>> Start DATA TO USE

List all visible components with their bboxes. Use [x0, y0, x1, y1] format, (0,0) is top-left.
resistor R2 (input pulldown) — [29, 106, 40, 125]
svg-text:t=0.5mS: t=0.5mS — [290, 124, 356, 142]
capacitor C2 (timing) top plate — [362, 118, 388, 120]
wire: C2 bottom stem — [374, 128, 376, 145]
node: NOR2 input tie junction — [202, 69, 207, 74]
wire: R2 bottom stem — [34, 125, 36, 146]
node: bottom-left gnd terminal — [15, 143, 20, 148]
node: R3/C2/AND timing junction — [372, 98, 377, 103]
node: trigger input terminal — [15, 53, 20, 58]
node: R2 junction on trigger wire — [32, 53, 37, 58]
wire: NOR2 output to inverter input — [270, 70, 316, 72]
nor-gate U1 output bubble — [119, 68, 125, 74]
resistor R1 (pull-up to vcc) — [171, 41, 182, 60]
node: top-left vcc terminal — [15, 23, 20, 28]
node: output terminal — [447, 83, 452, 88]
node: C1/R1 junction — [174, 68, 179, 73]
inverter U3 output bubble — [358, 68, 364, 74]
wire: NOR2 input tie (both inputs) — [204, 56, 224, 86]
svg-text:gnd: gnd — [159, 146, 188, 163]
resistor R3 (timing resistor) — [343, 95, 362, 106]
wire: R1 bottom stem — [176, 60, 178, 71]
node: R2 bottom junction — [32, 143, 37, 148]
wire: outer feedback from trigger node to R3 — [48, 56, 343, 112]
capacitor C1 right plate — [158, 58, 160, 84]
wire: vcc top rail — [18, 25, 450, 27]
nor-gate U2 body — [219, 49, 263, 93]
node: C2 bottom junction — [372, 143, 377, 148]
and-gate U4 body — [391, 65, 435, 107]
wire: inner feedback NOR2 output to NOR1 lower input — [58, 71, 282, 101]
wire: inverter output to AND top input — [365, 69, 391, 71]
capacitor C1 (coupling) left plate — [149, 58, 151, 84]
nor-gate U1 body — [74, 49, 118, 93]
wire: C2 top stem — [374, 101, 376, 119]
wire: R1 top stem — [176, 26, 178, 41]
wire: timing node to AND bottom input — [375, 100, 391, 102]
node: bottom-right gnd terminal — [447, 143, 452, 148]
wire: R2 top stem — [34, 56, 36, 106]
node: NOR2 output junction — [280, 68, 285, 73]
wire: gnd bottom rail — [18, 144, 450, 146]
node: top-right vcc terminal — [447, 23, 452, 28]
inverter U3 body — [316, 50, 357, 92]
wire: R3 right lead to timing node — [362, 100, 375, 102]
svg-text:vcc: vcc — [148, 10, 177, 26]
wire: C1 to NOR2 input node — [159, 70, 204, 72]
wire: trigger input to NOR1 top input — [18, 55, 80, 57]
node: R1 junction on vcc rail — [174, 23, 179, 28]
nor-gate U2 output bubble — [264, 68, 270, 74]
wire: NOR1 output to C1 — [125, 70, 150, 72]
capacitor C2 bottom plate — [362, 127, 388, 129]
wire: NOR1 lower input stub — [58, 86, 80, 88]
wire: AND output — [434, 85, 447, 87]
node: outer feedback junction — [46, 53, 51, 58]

>> End DATA TO USE

### WHAT TO WORK ON:
Reproduce every item above, line for line and with no changes.

### COMPLETE ANSWER:
List all visible components with their bboxes. Use [x0, y0, x1, y1] format, (0,0) is top-left.
resistor R2 (input pulldown) — [29, 106, 40, 125]
svg-text:t=0.5mS: t=0.5mS — [290, 124, 356, 142]
capacitor C2 (timing) top plate — [362, 118, 388, 120]
wire: C2 bottom stem — [374, 128, 376, 145]
node: NOR2 input tie junction — [202, 69, 207, 74]
wire: R2 bottom stem — [34, 125, 36, 146]
node: bottom-left gnd terminal — [15, 143, 20, 148]
node: R3/C2/AND timing junction — [372, 98, 377, 103]
node: trigger input terminal — [15, 53, 20, 58]
node: R2 junction on trigger wire — [32, 53, 37, 58]
wire: NOR2 output to inverter input — [270, 70, 316, 72]
nor-gate U1 output bubble — [119, 68, 125, 74]
resistor R1 (pull-up to vcc) — [171, 41, 182, 60]
node: top-left vcc terminal — [15, 23, 20, 28]
node: output terminal — [447, 83, 452, 88]
node: C1/R1 junction — [174, 68, 179, 73]
inverter U3 output bubble — [358, 68, 364, 74]
wire: NOR2 input tie (both inputs) — [204, 56, 224, 86]
svg-text:gnd: gnd — [159, 146, 188, 163]
resistor R3 (timing resistor) — [343, 95, 362, 106]
wire: R1 bottom stem — [176, 60, 178, 71]
node: R2 bottom junction — [32, 143, 37, 148]
wire: outer feedback from trigger node to R3 — [48, 56, 343, 112]
capacitor C1 right plate — [158, 58, 160, 84]
wire: vcc top rail — [18, 25, 450, 27]
nor-gate U2 body — [219, 49, 263, 93]
node: C2 bottom junction — [372, 143, 377, 148]
and-gate U4 body — [391, 65, 435, 107]
wire: inner feedback NOR2 output to NOR1 lower input — [58, 71, 282, 101]
wire: inverter output to AND top input — [365, 69, 391, 71]
capacitor C1 (coupling) left plate — [149, 58, 151, 84]
nor-gate U1 body — [74, 49, 118, 93]
wire: C2 top stem — [374, 101, 376, 119]
wire: R1 top stem — [176, 26, 178, 41]
wire: timing node to AND bottom input — [375, 100, 391, 102]
node: bottom-right gnd terminal — [447, 143, 452, 148]
wire: R2 top stem — [34, 56, 36, 106]
node: NOR2 output junction — [280, 68, 285, 73]
wire: gnd bottom rail — [18, 144, 450, 146]
node: top-right vcc terminal — [447, 23, 452, 28]
inverter U3 body — [316, 50, 357, 92]
wire: R3 right lead to timing node — [362, 100, 375, 102]
svg-text:vcc: vcc — [148, 10, 177, 26]
wire: C1 to NOR2 input node — [159, 70, 204, 72]
wire: trigger input to NOR1 top input — [18, 55, 80, 57]
node: R1 junction on vcc rail — [174, 23, 179, 28]
nor-gate U2 output bubble — [264, 68, 270, 74]
wire: NOR1 output to C1 — [125, 70, 150, 72]
capacitor C2 bottom plate — [362, 127, 388, 129]
wire: NOR1 lower input stub — [58, 86, 80, 88]
wire: AND output — [434, 85, 447, 87]
node: outer feedback junction — [46, 53, 51, 58]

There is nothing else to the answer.